===== INFORMATION SUPPLIED

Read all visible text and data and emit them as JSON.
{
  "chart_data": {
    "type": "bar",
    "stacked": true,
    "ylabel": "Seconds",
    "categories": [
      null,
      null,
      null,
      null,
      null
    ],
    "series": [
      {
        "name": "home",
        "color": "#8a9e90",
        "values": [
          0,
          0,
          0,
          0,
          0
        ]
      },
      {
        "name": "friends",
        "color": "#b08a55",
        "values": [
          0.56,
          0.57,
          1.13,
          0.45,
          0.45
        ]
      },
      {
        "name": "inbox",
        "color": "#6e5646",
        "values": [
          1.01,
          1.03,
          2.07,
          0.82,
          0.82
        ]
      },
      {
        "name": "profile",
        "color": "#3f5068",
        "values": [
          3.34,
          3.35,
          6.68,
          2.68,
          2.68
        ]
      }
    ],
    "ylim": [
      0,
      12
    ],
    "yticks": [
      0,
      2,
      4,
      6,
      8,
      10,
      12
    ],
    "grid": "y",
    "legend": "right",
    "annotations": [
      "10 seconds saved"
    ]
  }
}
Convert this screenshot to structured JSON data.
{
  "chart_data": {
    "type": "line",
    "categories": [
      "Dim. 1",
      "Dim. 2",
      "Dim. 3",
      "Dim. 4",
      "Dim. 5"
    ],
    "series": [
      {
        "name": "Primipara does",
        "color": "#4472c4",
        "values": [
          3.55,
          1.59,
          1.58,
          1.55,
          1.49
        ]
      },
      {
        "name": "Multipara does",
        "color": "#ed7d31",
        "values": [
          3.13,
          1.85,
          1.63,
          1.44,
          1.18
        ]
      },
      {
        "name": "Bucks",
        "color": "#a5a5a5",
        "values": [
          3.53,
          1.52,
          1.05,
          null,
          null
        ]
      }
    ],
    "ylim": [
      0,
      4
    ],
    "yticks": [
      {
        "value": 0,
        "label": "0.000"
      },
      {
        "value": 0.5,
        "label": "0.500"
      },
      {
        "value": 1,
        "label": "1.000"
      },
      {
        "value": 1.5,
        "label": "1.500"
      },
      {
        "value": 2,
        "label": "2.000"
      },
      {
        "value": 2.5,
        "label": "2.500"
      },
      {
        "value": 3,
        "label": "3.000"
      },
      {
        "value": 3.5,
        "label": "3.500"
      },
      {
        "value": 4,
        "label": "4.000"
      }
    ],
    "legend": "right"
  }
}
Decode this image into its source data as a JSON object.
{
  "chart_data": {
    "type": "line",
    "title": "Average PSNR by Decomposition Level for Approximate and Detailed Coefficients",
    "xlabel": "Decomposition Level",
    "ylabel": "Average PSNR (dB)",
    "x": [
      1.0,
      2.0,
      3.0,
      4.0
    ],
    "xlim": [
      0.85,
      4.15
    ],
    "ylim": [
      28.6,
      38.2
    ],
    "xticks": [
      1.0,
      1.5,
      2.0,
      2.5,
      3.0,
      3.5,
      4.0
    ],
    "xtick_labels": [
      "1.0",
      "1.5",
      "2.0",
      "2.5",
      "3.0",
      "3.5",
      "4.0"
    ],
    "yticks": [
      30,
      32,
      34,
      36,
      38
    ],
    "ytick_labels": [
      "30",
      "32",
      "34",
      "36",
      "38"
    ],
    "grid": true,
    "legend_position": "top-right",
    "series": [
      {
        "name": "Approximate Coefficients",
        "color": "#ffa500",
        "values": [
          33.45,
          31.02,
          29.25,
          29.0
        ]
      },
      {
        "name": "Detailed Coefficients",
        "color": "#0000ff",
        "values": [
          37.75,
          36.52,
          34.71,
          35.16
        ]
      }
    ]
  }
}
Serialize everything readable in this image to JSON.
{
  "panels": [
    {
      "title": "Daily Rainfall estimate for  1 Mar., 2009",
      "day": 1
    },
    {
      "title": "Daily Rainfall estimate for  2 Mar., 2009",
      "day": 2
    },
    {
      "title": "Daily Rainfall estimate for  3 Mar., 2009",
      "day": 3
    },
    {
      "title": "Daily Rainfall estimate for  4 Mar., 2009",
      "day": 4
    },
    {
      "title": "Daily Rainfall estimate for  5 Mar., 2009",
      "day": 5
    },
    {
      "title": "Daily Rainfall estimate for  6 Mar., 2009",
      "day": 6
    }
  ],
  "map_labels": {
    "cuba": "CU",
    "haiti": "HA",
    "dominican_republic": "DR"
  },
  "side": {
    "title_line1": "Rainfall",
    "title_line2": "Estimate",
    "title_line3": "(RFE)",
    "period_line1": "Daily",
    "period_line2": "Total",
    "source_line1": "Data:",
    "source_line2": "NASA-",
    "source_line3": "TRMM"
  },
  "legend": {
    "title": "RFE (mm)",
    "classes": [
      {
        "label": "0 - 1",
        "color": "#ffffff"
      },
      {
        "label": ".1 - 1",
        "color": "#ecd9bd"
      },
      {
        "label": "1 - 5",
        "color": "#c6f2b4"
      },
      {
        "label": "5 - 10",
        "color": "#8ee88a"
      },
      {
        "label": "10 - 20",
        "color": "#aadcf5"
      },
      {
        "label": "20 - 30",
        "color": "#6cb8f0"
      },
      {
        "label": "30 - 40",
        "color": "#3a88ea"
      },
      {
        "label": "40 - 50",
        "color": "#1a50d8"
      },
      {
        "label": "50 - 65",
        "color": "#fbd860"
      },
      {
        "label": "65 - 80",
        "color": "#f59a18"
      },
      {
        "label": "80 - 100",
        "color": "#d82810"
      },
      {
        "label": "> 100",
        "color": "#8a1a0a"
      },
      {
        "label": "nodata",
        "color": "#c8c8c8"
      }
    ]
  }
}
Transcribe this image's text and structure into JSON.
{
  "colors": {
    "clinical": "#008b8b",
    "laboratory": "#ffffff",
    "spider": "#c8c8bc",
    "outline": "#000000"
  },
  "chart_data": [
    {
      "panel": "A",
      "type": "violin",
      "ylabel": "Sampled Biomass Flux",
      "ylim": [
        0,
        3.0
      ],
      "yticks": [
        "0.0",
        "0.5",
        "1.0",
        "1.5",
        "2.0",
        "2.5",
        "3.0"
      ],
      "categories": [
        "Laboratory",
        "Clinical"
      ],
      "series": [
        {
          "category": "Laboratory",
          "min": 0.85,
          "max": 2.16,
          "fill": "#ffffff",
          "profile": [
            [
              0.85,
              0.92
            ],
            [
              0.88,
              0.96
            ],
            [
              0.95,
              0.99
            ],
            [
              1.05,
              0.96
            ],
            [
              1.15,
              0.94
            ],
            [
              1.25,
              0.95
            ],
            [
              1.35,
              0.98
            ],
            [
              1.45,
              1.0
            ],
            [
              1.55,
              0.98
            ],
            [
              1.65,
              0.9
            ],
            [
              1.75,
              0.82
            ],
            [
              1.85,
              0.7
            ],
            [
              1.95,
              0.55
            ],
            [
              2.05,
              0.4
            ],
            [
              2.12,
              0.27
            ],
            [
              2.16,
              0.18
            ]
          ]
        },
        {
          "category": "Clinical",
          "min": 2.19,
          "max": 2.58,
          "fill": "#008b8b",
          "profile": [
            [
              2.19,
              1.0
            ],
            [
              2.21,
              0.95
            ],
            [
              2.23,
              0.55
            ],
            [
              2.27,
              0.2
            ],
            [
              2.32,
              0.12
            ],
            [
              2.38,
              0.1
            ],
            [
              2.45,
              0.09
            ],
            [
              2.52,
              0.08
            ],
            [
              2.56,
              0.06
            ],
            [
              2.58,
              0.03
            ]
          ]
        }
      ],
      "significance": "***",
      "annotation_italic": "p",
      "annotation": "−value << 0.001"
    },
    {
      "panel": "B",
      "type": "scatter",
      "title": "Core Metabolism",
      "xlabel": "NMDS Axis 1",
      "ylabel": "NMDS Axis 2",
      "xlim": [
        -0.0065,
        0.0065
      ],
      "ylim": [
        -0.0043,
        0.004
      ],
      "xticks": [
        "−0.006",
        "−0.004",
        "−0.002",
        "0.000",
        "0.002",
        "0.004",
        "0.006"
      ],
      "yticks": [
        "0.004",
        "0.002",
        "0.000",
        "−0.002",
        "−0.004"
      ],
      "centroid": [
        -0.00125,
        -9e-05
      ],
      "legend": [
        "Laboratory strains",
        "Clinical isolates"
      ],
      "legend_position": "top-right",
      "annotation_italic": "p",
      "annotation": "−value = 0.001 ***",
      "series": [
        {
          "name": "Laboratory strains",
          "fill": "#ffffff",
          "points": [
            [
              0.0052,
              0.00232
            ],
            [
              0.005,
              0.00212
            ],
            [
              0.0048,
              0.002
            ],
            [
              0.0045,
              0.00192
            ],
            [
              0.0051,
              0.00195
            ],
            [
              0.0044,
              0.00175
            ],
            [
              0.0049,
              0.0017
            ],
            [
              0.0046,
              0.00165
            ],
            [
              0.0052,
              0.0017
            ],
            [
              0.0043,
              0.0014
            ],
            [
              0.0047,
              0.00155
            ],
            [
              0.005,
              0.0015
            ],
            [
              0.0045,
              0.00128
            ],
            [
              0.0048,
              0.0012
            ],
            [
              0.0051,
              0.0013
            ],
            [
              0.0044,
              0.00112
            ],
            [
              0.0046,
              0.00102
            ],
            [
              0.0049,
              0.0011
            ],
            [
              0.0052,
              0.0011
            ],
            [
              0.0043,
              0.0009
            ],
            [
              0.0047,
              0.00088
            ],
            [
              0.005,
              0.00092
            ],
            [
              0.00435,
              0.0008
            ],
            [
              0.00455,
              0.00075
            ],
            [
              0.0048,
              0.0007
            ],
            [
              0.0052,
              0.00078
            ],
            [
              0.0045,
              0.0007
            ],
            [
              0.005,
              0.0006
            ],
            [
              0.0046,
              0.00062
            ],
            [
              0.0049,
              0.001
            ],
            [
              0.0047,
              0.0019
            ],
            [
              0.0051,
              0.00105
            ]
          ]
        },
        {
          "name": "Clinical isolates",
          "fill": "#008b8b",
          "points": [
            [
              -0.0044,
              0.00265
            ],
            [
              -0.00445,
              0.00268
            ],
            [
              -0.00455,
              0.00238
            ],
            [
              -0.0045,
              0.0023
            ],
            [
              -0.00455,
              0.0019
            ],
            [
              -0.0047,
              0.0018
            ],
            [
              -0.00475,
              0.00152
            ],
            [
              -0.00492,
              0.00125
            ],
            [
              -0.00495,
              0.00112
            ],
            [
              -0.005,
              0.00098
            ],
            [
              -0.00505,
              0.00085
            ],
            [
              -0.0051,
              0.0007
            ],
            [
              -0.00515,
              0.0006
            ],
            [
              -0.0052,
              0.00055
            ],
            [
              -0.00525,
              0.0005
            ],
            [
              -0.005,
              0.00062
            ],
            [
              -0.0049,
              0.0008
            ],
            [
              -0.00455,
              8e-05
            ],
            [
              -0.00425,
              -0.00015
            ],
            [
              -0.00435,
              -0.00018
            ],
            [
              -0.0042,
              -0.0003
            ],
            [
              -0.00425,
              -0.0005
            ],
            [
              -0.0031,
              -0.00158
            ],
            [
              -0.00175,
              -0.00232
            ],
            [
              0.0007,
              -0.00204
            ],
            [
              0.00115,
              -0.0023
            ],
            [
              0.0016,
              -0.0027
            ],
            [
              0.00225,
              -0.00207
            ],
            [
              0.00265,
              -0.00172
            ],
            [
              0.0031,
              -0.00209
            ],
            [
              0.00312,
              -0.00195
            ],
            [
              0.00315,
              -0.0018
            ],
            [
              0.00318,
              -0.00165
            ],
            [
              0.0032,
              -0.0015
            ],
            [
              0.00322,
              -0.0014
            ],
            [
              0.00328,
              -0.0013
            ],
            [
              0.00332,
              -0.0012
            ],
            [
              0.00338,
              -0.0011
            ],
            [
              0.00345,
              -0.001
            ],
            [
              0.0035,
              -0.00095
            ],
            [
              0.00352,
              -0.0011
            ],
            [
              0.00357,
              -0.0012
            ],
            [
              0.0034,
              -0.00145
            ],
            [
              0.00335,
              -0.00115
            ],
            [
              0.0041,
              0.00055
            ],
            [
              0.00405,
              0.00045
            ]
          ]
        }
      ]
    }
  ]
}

==========

INSTRUCTIONS FOR THE TASK:
List every line above containing the word "NMDS".

FINISHED EXERCISE:
      "xlabel": "NMDS Axis 1",
      "ylabel": "NMDS Axis 2",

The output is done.